PROBLEM TO WORK ON
Leaving out every picture, quote the data below exactly as it appears.

EXERCISE INPUTS
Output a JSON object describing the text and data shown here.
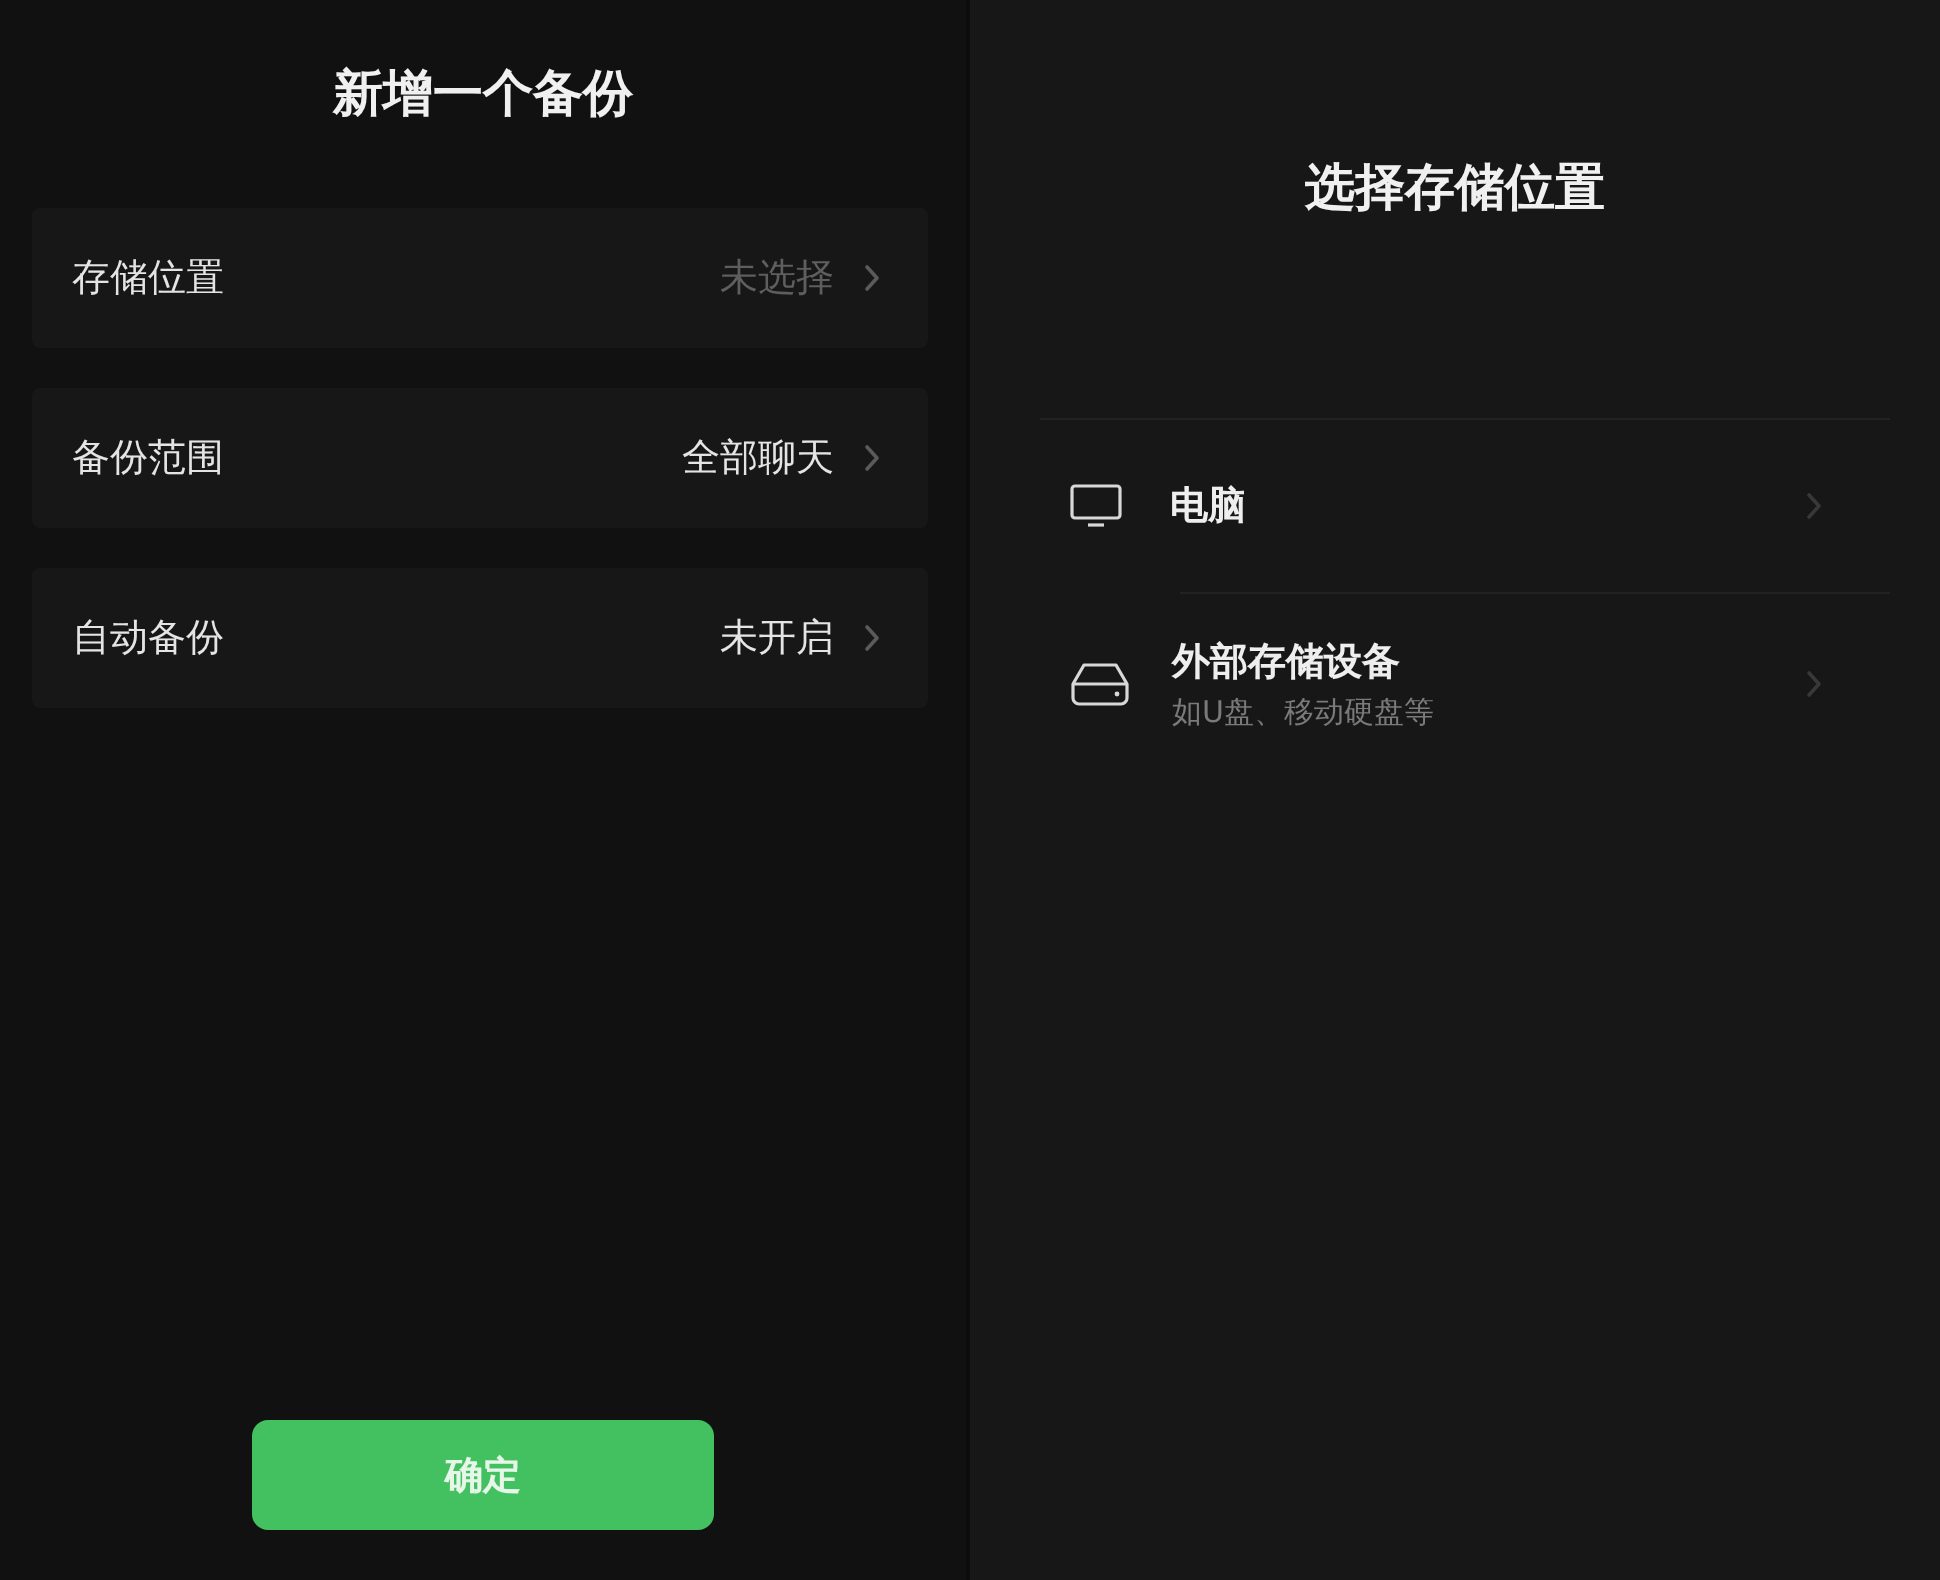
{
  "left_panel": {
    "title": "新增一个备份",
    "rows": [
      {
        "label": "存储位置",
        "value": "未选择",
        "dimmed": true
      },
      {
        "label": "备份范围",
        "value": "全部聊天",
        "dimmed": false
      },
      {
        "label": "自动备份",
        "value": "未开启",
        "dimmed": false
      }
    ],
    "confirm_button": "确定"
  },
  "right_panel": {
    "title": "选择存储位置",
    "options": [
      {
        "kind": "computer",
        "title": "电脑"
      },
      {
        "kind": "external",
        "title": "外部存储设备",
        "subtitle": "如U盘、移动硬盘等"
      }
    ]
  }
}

FINISHED TASK
Output a JSON object describing the text and data shown here.
{
  "left_panel": {
    "title": "新增一个备份",
    "rows": [
      {
        "label": "存储位置",
        "value": "未选择",
        "dimmed": true
      },
      {
        "label": "备份范围",
        "value": "全部聊天",
        "dimmed": false
      },
      {
        "label": "自动备份",
        "value": "未开启",
        "dimmed": false
      }
    ],
    "confirm_button": "确定"
  },
  "right_panel": {
    "title": "选择存储位置",
    "options": [
      {
        "kind": "computer",
        "title": "电脑"
      },
      {
        "kind": "external",
        "title": "外部存储设备",
        "subtitle": "如U盘、移动硬盘等"
      }
    ]
  }
}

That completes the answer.